* **TASK INSTRUCTIONS**: The material below should be written out in full and exactly; pictures stay out of the copy.

* **INPUT FOR THIS TASK**:
※ ※ ※

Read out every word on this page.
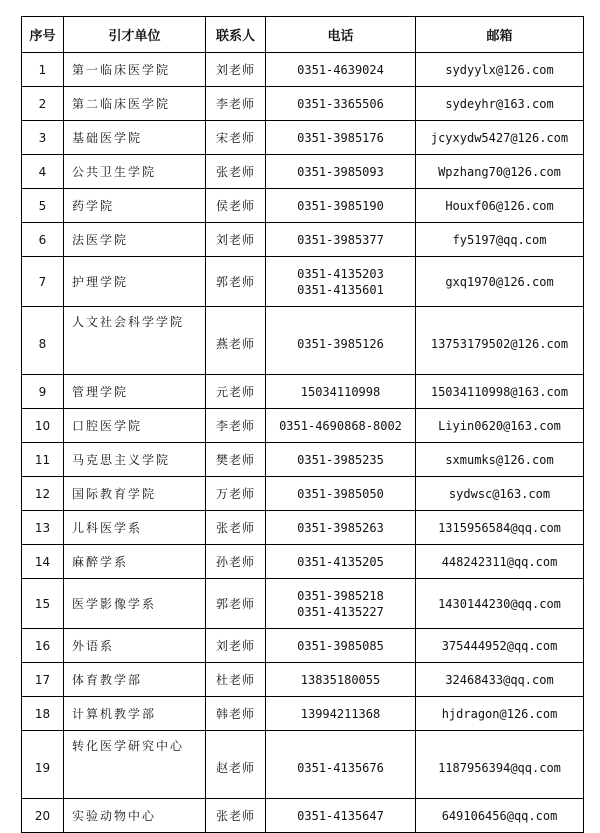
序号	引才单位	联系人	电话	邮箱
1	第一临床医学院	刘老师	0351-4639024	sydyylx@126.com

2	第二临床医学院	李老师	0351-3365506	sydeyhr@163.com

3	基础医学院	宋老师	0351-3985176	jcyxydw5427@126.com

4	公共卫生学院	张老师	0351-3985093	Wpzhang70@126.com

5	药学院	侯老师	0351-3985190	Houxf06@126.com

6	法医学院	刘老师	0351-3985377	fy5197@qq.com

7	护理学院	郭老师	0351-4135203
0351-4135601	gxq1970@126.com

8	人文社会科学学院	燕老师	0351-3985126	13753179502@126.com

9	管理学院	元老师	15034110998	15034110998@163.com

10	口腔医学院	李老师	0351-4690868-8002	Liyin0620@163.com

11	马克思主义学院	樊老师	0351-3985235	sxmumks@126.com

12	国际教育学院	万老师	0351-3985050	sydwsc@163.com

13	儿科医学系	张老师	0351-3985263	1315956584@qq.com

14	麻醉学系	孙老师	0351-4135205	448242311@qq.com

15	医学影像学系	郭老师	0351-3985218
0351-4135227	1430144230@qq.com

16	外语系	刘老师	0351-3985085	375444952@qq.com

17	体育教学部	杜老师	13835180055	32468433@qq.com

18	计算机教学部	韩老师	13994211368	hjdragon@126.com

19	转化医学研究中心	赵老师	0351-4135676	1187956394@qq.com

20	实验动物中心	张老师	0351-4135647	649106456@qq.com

※ ※ ※

* **TASK SOLUTION**:
Read out every word on this page.
序号	引才单位	联系人	电话	邮箱
1	第一临床医学院	刘老师	0351-4639024	sydyylx@126.com

2	第二临床医学院	李老师	0351-3365506	sydeyhr@163.com

3	基础医学院	宋老师	0351-3985176	jcyxydw5427@126.com

4	公共卫生学院	张老师	0351-3985093	Wpzhang70@126.com

5	药学院	侯老师	0351-3985190	Houxf06@126.com

6	法医学院	刘老师	0351-3985377	fy5197@qq.com

7	护理学院	郭老师	0351-4135203
0351-4135601	gxq1970@126.com

8	人文社会科学学院	燕老师	0351-3985126	13753179502@126.com

9	管理学院	元老师	15034110998	15034110998@163.com

10	口腔医学院	李老师	0351-4690868-8002	Liyin0620@163.com

11	马克思主义学院	樊老师	0351-3985235	sxmumks@126.com

12	国际教育学院	万老师	0351-3985050	sydwsc@163.com

13	儿科医学系	张老师	0351-3985263	1315956584@qq.com

14	麻醉学系	孙老师	0351-4135205	448242311@qq.com

15	医学影像学系	郭老师	0351-3985218
0351-4135227	1430144230@qq.com

16	外语系	刘老师	0351-3985085	375444952@qq.com

17	体育教学部	杜老师	13835180055	32468433@qq.com

18	计算机教学部	韩老师	13994211368	hjdragon@126.com

19	转化医学研究中心	赵老师	0351-4135676	1187956394@qq.com

20	实验动物中心	张老师	0351-4135647	649106456@qq.com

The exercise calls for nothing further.